:: Short task ::
Transcribe the whole listing without a single picture.

Saved entries
◆ ◆ ◆ ◆

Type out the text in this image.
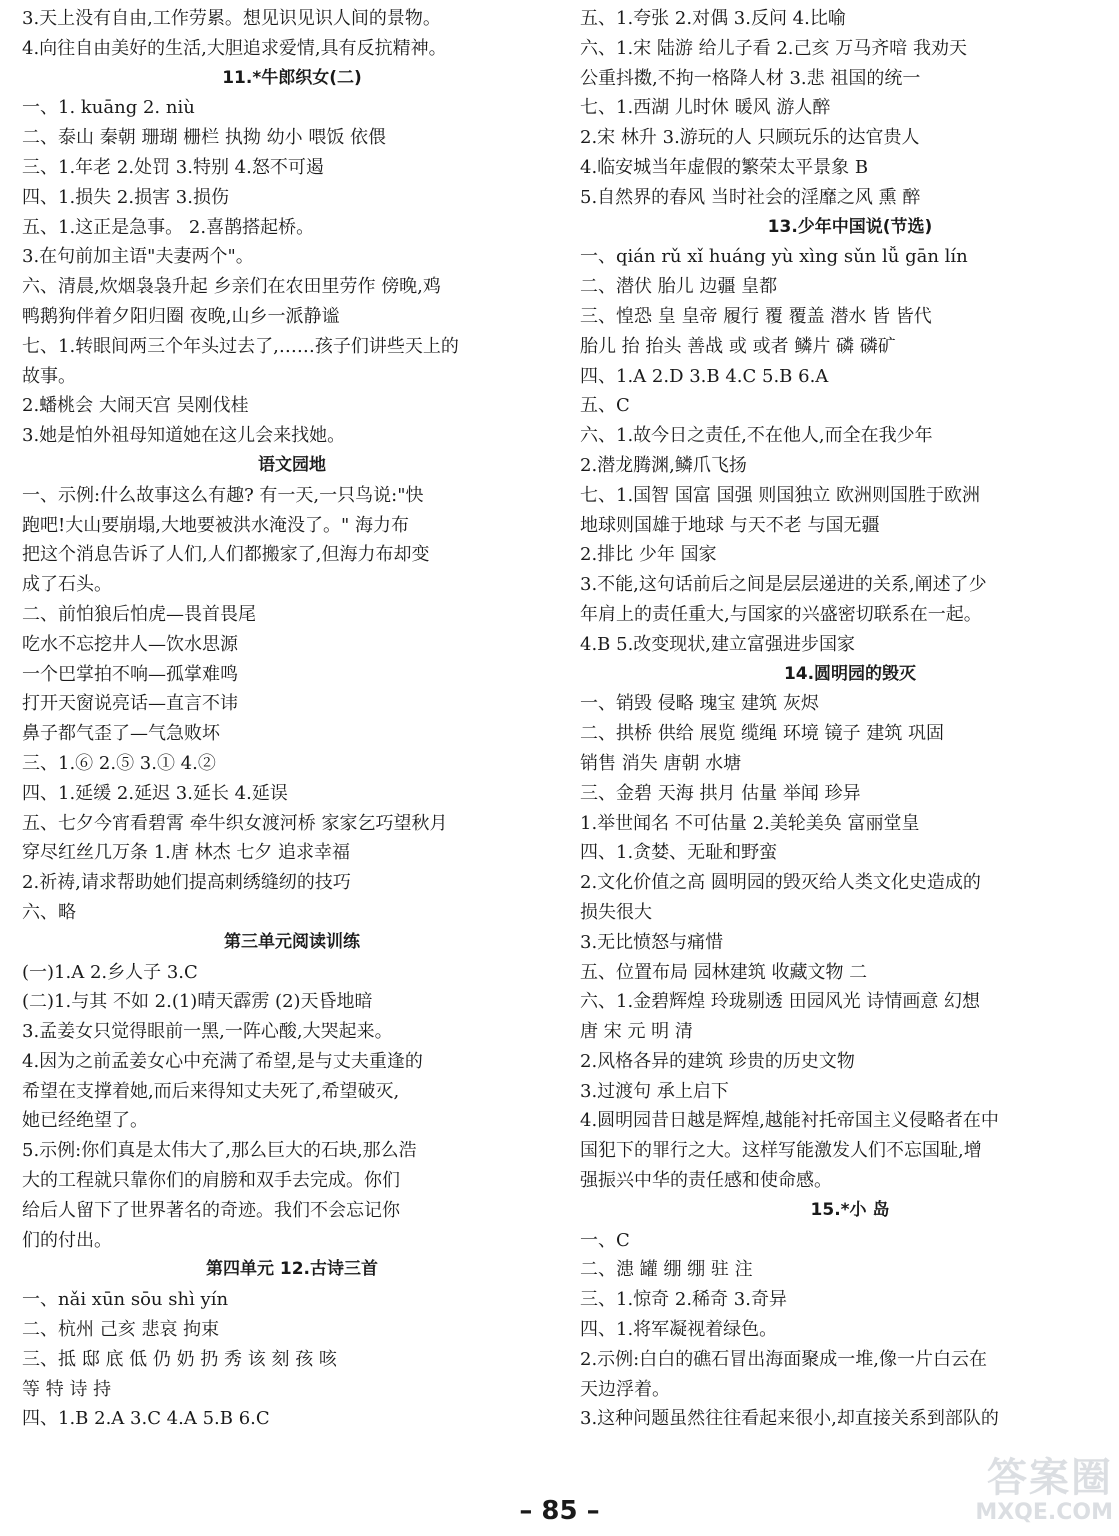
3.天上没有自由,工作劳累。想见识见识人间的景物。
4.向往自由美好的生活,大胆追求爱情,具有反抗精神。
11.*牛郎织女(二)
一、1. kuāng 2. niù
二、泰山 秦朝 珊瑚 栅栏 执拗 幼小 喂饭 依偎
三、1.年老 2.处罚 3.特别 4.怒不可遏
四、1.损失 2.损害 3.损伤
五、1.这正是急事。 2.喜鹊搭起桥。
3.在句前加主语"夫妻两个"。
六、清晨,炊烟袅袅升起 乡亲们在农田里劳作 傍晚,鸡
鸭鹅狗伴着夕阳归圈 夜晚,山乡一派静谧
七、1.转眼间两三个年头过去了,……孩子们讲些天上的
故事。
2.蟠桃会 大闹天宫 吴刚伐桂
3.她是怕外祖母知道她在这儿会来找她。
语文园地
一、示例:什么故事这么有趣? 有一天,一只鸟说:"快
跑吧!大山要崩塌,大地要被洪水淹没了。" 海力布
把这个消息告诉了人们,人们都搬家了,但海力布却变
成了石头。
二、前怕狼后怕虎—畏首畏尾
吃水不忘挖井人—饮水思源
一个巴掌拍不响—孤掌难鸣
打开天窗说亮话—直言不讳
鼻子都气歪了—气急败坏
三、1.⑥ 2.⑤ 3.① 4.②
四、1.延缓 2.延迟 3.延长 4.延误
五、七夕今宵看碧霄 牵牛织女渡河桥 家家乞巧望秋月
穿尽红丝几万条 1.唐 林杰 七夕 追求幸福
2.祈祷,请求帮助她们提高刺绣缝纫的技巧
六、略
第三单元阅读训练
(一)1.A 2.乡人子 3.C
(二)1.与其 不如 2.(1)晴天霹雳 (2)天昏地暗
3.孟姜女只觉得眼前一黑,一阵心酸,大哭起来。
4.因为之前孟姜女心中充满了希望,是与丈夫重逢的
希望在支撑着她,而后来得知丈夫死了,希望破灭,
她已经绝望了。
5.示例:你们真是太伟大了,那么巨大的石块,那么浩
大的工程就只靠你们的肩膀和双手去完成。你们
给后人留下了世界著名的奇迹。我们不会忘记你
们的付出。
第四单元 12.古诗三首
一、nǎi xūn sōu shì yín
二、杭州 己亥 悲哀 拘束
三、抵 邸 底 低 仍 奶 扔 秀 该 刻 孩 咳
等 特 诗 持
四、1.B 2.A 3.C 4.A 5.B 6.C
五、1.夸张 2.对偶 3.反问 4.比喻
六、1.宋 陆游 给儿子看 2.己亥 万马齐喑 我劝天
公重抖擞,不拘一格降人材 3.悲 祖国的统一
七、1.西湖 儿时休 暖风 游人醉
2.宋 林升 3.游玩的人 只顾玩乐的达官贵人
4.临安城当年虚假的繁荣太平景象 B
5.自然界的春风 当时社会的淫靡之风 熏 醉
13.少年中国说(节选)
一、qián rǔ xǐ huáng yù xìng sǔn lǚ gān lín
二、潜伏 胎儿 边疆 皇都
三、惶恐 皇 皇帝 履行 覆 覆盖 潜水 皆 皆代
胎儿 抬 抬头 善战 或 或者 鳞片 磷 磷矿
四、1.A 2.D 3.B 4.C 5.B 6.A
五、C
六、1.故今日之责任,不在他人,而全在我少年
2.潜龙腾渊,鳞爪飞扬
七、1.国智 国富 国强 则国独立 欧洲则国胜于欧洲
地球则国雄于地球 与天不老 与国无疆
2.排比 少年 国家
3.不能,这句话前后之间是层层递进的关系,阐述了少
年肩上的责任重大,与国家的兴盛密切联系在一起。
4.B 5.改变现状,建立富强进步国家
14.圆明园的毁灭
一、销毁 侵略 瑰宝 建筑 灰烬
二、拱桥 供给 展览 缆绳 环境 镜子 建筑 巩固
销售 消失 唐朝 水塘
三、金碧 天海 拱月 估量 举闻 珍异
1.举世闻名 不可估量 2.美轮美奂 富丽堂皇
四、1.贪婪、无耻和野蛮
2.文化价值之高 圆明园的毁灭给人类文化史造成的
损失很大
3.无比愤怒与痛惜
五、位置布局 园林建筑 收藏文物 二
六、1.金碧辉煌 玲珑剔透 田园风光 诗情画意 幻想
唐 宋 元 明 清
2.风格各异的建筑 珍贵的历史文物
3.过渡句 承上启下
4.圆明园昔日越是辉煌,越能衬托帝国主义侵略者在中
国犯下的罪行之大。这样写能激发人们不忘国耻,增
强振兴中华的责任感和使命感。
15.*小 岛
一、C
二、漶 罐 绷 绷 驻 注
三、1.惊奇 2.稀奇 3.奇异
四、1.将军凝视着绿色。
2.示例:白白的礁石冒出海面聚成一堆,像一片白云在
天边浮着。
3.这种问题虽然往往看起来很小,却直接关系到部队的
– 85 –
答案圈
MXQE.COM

◆ ◆ ◆ ◆

:: Reply ::
Type out the text in this image.
3.天上没有自由,工作劳累。想见识见识人间的景物。
4.向往自由美好的生活,大胆追求爱情,具有反抗精神。
11.*牛郎织女(二)
一、1. kuāng 2. niù
二、泰山 秦朝 珊瑚 栅栏 执拗 幼小 喂饭 依偎
三、1.年老 2.处罚 3.特别 4.怒不可遏
四、1.损失 2.损害 3.损伤
五、1.这正是急事。 2.喜鹊搭起桥。
3.在句前加主语"夫妻两个"。
六、清晨,炊烟袅袅升起 乡亲们在农田里劳作 傍晚,鸡
鸭鹅狗伴着夕阳归圈 夜晚,山乡一派静谧
七、1.转眼间两三个年头过去了,……孩子们讲些天上的
故事。
2.蟠桃会 大闹天宫 吴刚伐桂
3.她是怕外祖母知道她在这儿会来找她。
语文园地
一、示例:什么故事这么有趣? 有一天,一只鸟说:"快
跑吧!大山要崩塌,大地要被洪水淹没了。" 海力布
把这个消息告诉了人们,人们都搬家了,但海力布却变
成了石头。
二、前怕狼后怕虎—畏首畏尾
吃水不忘挖井人—饮水思源
一个巴掌拍不响—孤掌难鸣
打开天窗说亮话—直言不讳
鼻子都气歪了—气急败坏
三、1.⑥ 2.⑤ 3.① 4.②
四、1.延缓 2.延迟 3.延长 4.延误
五、七夕今宵看碧霄 牵牛织女渡河桥 家家乞巧望秋月
穿尽红丝几万条 1.唐 林杰 七夕 追求幸福
2.祈祷,请求帮助她们提高刺绣缝纫的技巧
六、略
第三单元阅读训练
(一)1.A 2.乡人子 3.C
(二)1.与其 不如 2.(1)晴天霹雳 (2)天昏地暗
3.孟姜女只觉得眼前一黑,一阵心酸,大哭起来。
4.因为之前孟姜女心中充满了希望,是与丈夫重逢的
希望在支撑着她,而后来得知丈夫死了,希望破灭,
她已经绝望了。
5.示例:你们真是太伟大了,那么巨大的石块,那么浩
大的工程就只靠你们的肩膀和双手去完成。你们
给后人留下了世界著名的奇迹。我们不会忘记你
们的付出。
第四单元 12.古诗三首
一、nǎi xūn sōu shì yín
二、杭州 己亥 悲哀 拘束
三、抵 邸 底 低 仍 奶 扔 秀 该 刻 孩 咳
等 特 诗 持
四、1.B 2.A 3.C 4.A 5.B 6.C
五、1.夸张 2.对偶 3.反问 4.比喻
六、1.宋 陆游 给儿子看 2.己亥 万马齐喑 我劝天
公重抖擞,不拘一格降人材 3.悲 祖国的统一
七、1.西湖 儿时休 暖风 游人醉
2.宋 林升 3.游玩的人 只顾玩乐的达官贵人
4.临安城当年虚假的繁荣太平景象 B
5.自然界的春风 当时社会的淫靡之风 熏 醉
13.少年中国说(节选)
一、qián rǔ xǐ huáng yù xìng sǔn lǚ gān lín
二、潜伏 胎儿 边疆 皇都
三、惶恐 皇 皇帝 履行 覆 覆盖 潜水 皆 皆代
胎儿 抬 抬头 善战 或 或者 鳞片 磷 磷矿
四、1.A 2.D 3.B 4.C 5.B 6.A
五、C
六、1.故今日之责任,不在他人,而全在我少年
2.潜龙腾渊,鳞爪飞扬
七、1.国智 国富 国强 则国独立 欧洲则国胜于欧洲
地球则国雄于地球 与天不老 与国无疆
2.排比 少年 国家
3.不能,这句话前后之间是层层递进的关系,阐述了少
年肩上的责任重大,与国家的兴盛密切联系在一起。
4.B 5.改变现状,建立富强进步国家
14.圆明园的毁灭
一、销毁 侵略 瑰宝 建筑 灰烬
二、拱桥 供给 展览 缆绳 环境 镜子 建筑 巩固
销售 消失 唐朝 水塘
三、金碧 天海 拱月 估量 举闻 珍异
1.举世闻名 不可估量 2.美轮美奂 富丽堂皇
四、1.贪婪、无耻和野蛮
2.文化价值之高 圆明园的毁灭给人类文化史造成的
损失很大
3.无比愤怒与痛惜
五、位置布局 园林建筑 收藏文物 二
六、1.金碧辉煌 玲珑剔透 田园风光 诗情画意 幻想
唐 宋 元 明 清
2.风格各异的建筑 珍贵的历史文物
3.过渡句 承上启下
4.圆明园昔日越是辉煌,越能衬托帝国主义侵略者在中
国犯下的罪行之大。这样写能激发人们不忘国耻,增
强振兴中华的责任感和使命感。
15.*小 岛
一、C
二、漶 罐 绷 绷 驻 注
三、1.惊奇 2.稀奇 3.奇异
四、1.将军凝视着绿色。
2.示例:白白的礁石冒出海面聚成一堆,像一片白云在
天边浮着。
3.这种问题虽然往往看起来很小,却直接关系到部队的
– 85 –
答案圈
MXQE.COM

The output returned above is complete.